- Input rows
[Start]
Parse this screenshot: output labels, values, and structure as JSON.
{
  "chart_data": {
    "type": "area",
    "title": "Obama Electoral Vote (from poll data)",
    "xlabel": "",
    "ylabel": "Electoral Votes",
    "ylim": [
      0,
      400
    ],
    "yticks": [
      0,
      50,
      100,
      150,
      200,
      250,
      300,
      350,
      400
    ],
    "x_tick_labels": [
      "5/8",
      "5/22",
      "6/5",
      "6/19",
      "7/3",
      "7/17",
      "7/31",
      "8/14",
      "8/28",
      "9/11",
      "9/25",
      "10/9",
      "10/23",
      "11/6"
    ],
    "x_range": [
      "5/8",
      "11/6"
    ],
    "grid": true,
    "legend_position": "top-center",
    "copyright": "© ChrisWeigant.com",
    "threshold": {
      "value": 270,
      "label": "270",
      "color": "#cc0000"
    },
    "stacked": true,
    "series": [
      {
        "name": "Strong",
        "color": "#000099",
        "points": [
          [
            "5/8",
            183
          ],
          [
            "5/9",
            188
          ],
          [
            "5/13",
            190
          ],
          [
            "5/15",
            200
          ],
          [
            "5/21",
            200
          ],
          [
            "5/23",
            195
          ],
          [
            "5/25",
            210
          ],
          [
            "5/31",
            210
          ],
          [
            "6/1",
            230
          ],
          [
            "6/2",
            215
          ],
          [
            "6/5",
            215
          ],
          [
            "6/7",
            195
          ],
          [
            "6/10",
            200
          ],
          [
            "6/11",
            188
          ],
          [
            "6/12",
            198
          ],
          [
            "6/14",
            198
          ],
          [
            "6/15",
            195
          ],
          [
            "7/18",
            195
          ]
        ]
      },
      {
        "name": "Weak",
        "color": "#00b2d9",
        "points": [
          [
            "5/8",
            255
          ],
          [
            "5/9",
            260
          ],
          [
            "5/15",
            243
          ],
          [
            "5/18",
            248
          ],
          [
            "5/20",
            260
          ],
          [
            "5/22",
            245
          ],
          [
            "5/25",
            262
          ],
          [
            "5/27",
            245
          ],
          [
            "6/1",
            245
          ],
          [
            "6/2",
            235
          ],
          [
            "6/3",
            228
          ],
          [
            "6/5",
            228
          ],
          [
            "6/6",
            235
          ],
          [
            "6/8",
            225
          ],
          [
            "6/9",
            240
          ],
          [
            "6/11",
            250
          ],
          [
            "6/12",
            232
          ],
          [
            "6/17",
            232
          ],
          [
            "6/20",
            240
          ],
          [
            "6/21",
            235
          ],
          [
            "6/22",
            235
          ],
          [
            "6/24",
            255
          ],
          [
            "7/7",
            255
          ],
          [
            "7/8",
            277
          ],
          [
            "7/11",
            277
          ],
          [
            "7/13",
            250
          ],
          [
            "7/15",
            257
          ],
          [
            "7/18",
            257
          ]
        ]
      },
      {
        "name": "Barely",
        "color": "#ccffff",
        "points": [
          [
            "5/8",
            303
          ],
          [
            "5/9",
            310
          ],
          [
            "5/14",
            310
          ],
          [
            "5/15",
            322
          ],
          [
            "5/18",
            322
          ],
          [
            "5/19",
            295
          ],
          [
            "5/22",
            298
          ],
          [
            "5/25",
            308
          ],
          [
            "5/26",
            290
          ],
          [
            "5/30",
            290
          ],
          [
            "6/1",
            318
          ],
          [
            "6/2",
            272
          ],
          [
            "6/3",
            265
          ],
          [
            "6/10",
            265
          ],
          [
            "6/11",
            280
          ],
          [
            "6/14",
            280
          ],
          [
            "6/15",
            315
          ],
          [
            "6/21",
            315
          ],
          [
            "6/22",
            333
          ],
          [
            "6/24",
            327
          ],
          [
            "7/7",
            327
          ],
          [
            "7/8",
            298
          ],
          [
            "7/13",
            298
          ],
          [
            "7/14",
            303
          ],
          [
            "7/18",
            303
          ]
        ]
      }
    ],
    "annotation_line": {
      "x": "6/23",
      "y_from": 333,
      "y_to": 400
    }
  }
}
[End]
- Task to carry out
List all lines holding the string "Electoral".

- Final result
    "title": "Obama Electoral Vote (from poll data)",
    "ylabel": "Electoral Votes",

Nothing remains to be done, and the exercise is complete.